Quote the entries in full, character for character, without their images.

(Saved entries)
========
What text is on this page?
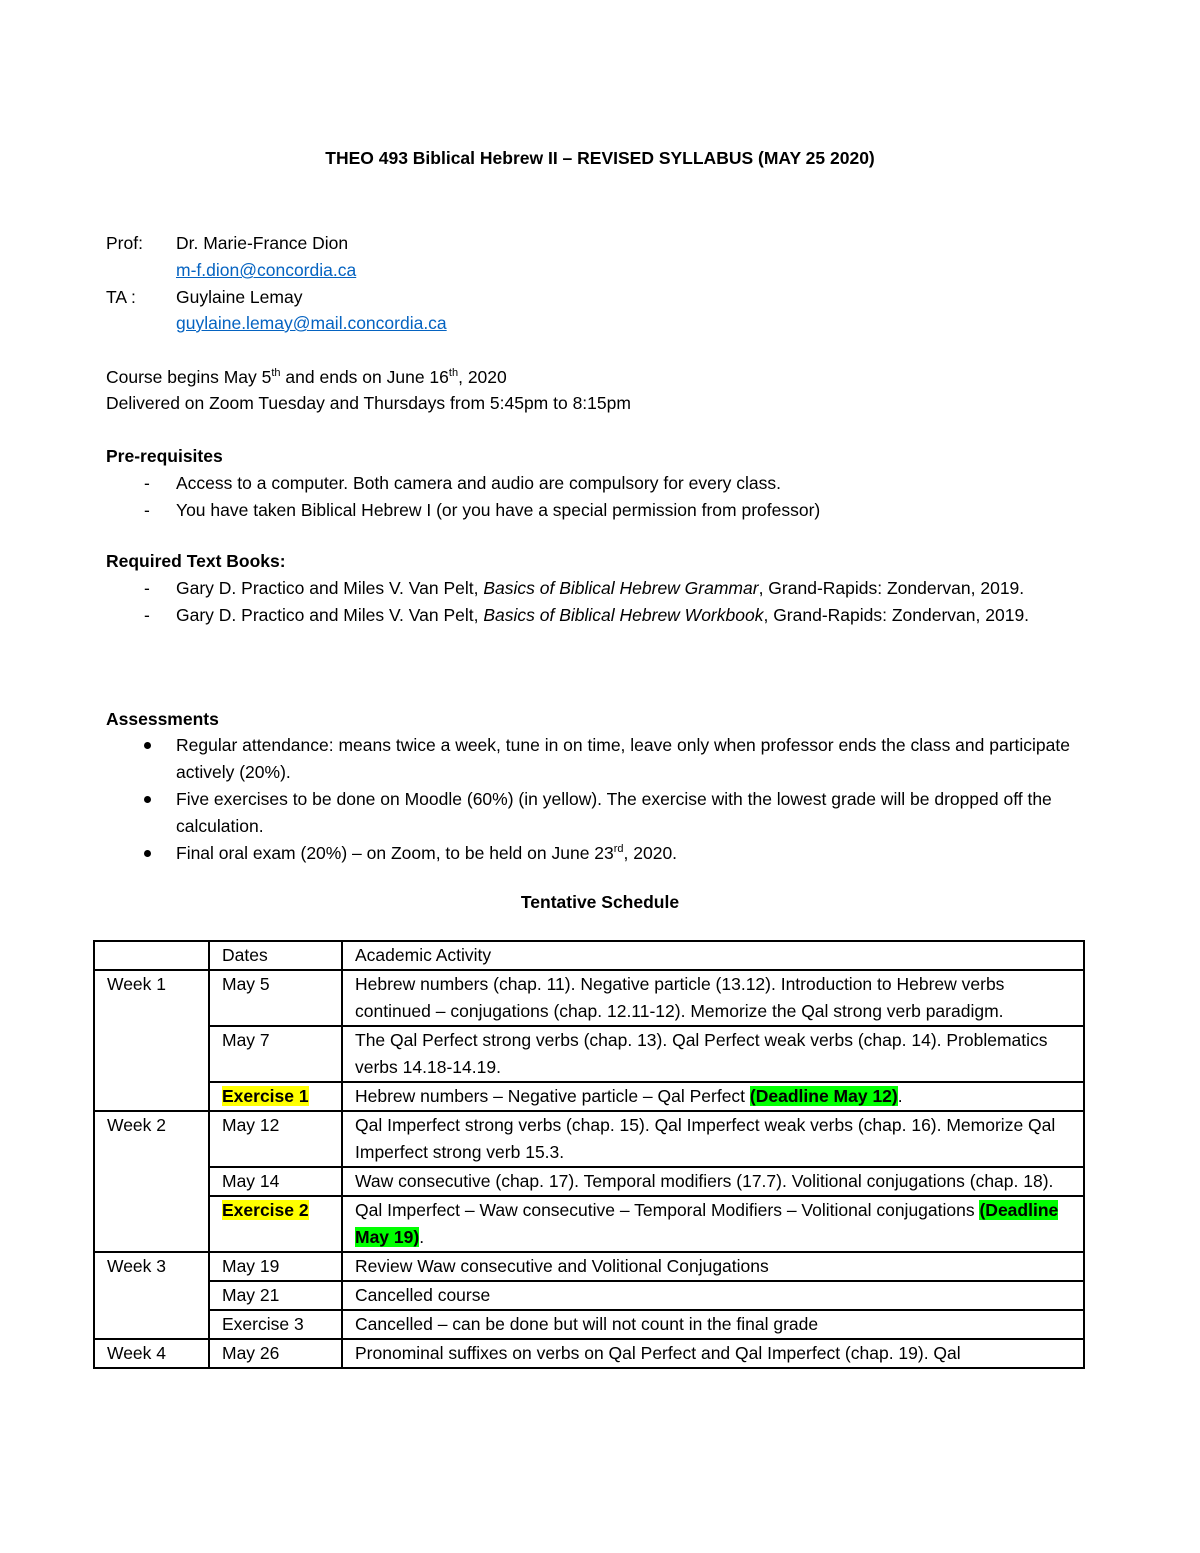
THEO 493 Biblical Hebrew II – REVISED SYLLABUS (MAY 25 2020)
Prof: Dr. Marie-France Dion
m-f.dion@concordia.ca
TA : Guylaine Lemay
guylaine.lemay@mail.concordia.ca
Course begins May 5th and ends on June 16th, 2020
Delivered on Zoom Tuesday and Thursdays from 5:45pm to 8:15pm
Pre-requisites
- Access to a computer. Both camera and audio are compulsory for every class.
- You have taken Biblical Hebrew I (or you have a special permission from professor)
Required Text Books:
- Gary D. Practico and Miles V. Van Pelt, Basics of Biblical Hebrew Grammar, Grand-Rapids: Zondervan, 2019.
- Gary D. Practico and Miles V. Van Pelt, Basics of Biblical Hebrew Workbook, Grand-Rapids: Zondervan, 2019.
Assessments
Regular attendance: means twice a week, tune in on time, leave only when professor ends the class and participate actively (20%).
Five exercises to be done on Moodle (60%) (in yellow). The exercise with the lowest grade will be dropped off the calculation.
Final oral exam (20%) – on Zoom, to be held on June 23rd, 2020.
Tentative Schedule
	Dates	Academic Activity
Week 1	May 5	Hebrew numbers (chap. 11). Negative particle (13.12). Introduction to Hebrew verbs continued – conjugations (chap. 12.11-12). Memorize the Qal strong verb paradigm.
	May 7	The Qal Perfect strong verbs (chap. 13). Qal Perfect weak verbs (chap. 14). Problematics verbs 14.18-14.19.
	Exercise 1	Hebrew numbers – Negative particle – Qal Perfect (Deadline May 12).
Week 2	May 12	Qal Imperfect strong verbs (chap. 15). Qal Imperfect weak verbs (chap. 16). Memorize Qal Imperfect strong verb 15.3.
	May 14	Waw consecutive (chap. 17). Temporal modifiers (17.7). Volitional conjugations (chap. 18).
	Exercise 2	Qal Imperfect – Waw consecutive – Temporal Modifiers – Volitional conjugations (Deadline May 19).
Week 3	May 19	Review Waw consecutive and Volitional Conjugations
	May 21	Cancelled course
	Exercise 3	Cancelled – can be done but will not count in the final grade
Week 4	May 26	Pronominal suffixes on verbs on Qal Perfect and Qal Imperfect (chap. 19). Qal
========
### [IN RESPONSE]
What text is on this page?
THEO 493 Biblical Hebrew II – REVISED SYLLABUS (MAY 25 2020)
Prof: Dr. Marie-France Dion
m-f.dion@concordia.ca
TA : Guylaine Lemay
guylaine.lemay@mail.concordia.ca
Course begins May 5th and ends on June 16th, 2020
Delivered on Zoom Tuesday and Thursdays from 5:45pm to 8:15pm
Pre-requisites
- Access to a computer. Both camera and audio are compulsory for every class.
- You have taken Biblical Hebrew I (or you have a special permission from professor)
Required Text Books:
- Gary D. Practico and Miles V. Van Pelt, Basics of Biblical Hebrew Grammar, Grand-Rapids: Zondervan, 2019.
- Gary D. Practico and Miles V. Van Pelt, Basics of Biblical Hebrew Workbook, Grand-Rapids: Zondervan, 2019.
Assessments
Regular attendance: means twice a week, tune in on time, leave only when professor ends the class and participate actively (20%).
Five exercises to be done on Moodle (60%) (in yellow). The exercise with the lowest grade will be dropped off the calculation.
Final oral exam (20%) – on Zoom, to be held on June 23rd, 2020.
Tentative Schedule
	Dates	Academic Activity
Week 1	May 5	Hebrew numbers (chap. 11). Negative particle (13.12). Introduction to Hebrew verbs continued – conjugations (chap. 12.11-12). Memorize the Qal strong verb paradigm.
	May 7	The Qal Perfect strong verbs (chap. 13). Qal Perfect weak verbs (chap. 14). Problematics verbs 14.18-14.19.
	Exercise 1	Hebrew numbers – Negative particle – Qal Perfect (Deadline May 12).
Week 2	May 12	Qal Imperfect strong verbs (chap. 15). Qal Imperfect weak verbs (chap. 16). Memorize Qal Imperfect strong verb 15.3.
	May 14	Waw consecutive (chap. 17). Temporal modifiers (17.7). Volitional conjugations (chap. 18).
	Exercise 2	Qal Imperfect – Waw consecutive – Temporal Modifiers – Volitional conjugations (Deadline May 19).
Week 3	May 19	Review Waw consecutive and Volitional Conjugations
	May 21	Cancelled course
	Exercise 3	Cancelled – can be done but will not count in the final grade
Week 4	May 26	Pronominal suffixes on verbs on Qal Perfect and Qal Imperfect (chap. 19). Qal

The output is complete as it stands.